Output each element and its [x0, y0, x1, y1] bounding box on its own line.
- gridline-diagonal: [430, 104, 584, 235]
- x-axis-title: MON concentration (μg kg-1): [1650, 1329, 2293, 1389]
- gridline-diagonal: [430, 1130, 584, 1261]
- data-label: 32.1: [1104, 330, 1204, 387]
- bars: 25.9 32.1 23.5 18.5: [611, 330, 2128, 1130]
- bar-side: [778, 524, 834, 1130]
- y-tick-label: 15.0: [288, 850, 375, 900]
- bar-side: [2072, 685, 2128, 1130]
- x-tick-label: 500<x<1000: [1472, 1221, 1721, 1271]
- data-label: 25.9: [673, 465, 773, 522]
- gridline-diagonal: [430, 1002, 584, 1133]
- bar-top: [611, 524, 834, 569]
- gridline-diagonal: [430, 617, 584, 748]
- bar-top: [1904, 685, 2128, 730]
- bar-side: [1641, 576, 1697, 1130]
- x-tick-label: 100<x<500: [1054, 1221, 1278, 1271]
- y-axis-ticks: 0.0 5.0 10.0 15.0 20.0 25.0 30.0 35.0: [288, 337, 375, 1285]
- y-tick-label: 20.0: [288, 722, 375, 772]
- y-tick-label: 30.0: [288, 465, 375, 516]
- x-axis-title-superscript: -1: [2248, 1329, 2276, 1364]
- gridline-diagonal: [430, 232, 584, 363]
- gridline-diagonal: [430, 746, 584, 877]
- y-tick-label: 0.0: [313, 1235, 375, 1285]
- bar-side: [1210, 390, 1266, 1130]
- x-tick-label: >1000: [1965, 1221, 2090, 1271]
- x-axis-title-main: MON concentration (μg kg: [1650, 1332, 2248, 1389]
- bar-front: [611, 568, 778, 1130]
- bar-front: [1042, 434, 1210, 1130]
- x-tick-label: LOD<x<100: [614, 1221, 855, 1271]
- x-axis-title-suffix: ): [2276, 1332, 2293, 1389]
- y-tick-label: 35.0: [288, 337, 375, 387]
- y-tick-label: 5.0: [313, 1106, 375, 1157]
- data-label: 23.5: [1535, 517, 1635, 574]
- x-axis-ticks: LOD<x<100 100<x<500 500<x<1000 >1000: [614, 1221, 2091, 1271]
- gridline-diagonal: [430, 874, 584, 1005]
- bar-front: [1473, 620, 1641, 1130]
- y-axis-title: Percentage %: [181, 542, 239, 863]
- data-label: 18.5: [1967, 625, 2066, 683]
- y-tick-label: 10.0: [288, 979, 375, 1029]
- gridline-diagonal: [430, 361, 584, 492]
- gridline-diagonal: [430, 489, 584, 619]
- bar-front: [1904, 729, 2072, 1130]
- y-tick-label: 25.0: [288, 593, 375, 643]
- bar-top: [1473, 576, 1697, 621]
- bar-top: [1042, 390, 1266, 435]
----
**Work to be completed**. Please rewrite the data above, substituting "diagonal-gridline" for every occurrence of "gridline-diagonal" and leaving everything else unchanged.

**Task output**.
Output each element and its [x0, y0, x1, y1] bounding box on its own line.
- diagonal-gridline: [430, 104, 584, 235]
- x-axis-title: MON concentration (μg kg-1): [1650, 1329, 2293, 1389]
- diagonal-gridline: [430, 1130, 584, 1261]
- data-label: 32.1: [1104, 330, 1204, 387]
- bars: 25.9 32.1 23.5 18.5: [611, 330, 2128, 1130]
- bar-side: [778, 524, 834, 1130]
- y-tick-label: 15.0: [288, 850, 375, 900]
- bar-side: [2072, 685, 2128, 1130]
- x-tick-label: 500<x<1000: [1472, 1221, 1721, 1271]
- data-label: 25.9: [673, 465, 773, 522]
- diagonal-gridline: [430, 1002, 584, 1133]
- bar-top: [611, 524, 834, 569]
- diagonal-gridline: [430, 617, 584, 748]
- bar-top: [1904, 685, 2128, 730]
- bar-side: [1641, 576, 1697, 1130]
- x-tick-label: 100<x<500: [1054, 1221, 1278, 1271]
- y-axis-ticks: 0.0 5.0 10.0 15.0 20.0 25.0 30.0 35.0: [288, 337, 375, 1285]
- y-tick-label: 20.0: [288, 722, 375, 772]
- y-tick-label: 30.0: [288, 465, 375, 516]
- x-axis-title-superscript: -1: [2248, 1329, 2276, 1364]
- diagonal-gridline: [430, 232, 584, 363]
- diagonal-gridline: [430, 746, 584, 877]
- y-tick-label: 0.0: [313, 1235, 375, 1285]
- bar-side: [1210, 390, 1266, 1130]
- x-tick-label: >1000: [1965, 1221, 2090, 1271]
- x-axis-title-main: MON concentration (μg kg: [1650, 1332, 2248, 1389]
- bar-front: [611, 568, 778, 1130]
- bar-front: [1042, 434, 1210, 1130]
- x-tick-label: LOD<x<100: [614, 1221, 855, 1271]
- x-axis-title-suffix: ): [2276, 1332, 2293, 1389]
- y-tick-label: 35.0: [288, 337, 375, 387]
- y-tick-label: 5.0: [313, 1106, 375, 1157]
- data-label: 23.5: [1535, 517, 1635, 574]
- x-axis-ticks: LOD<x<100 100<x<500 500<x<1000 >1000: [614, 1221, 2091, 1271]
- diagonal-gridline: [430, 874, 584, 1005]
- bar-front: [1473, 620, 1641, 1130]
- y-axis-title: Percentage %: [181, 542, 239, 863]
- data-label: 18.5: [1967, 625, 2066, 683]
- y-tick-label: 10.0: [288, 979, 375, 1029]
- diagonal-gridline: [430, 361, 584, 492]
- diagonal-gridline: [430, 489, 584, 619]
- bar-front: [1904, 729, 2072, 1130]
- y-tick-label: 25.0: [288, 593, 375, 643]
- bar-top: [1473, 576, 1697, 621]
- bar-top: [1042, 390, 1266, 435]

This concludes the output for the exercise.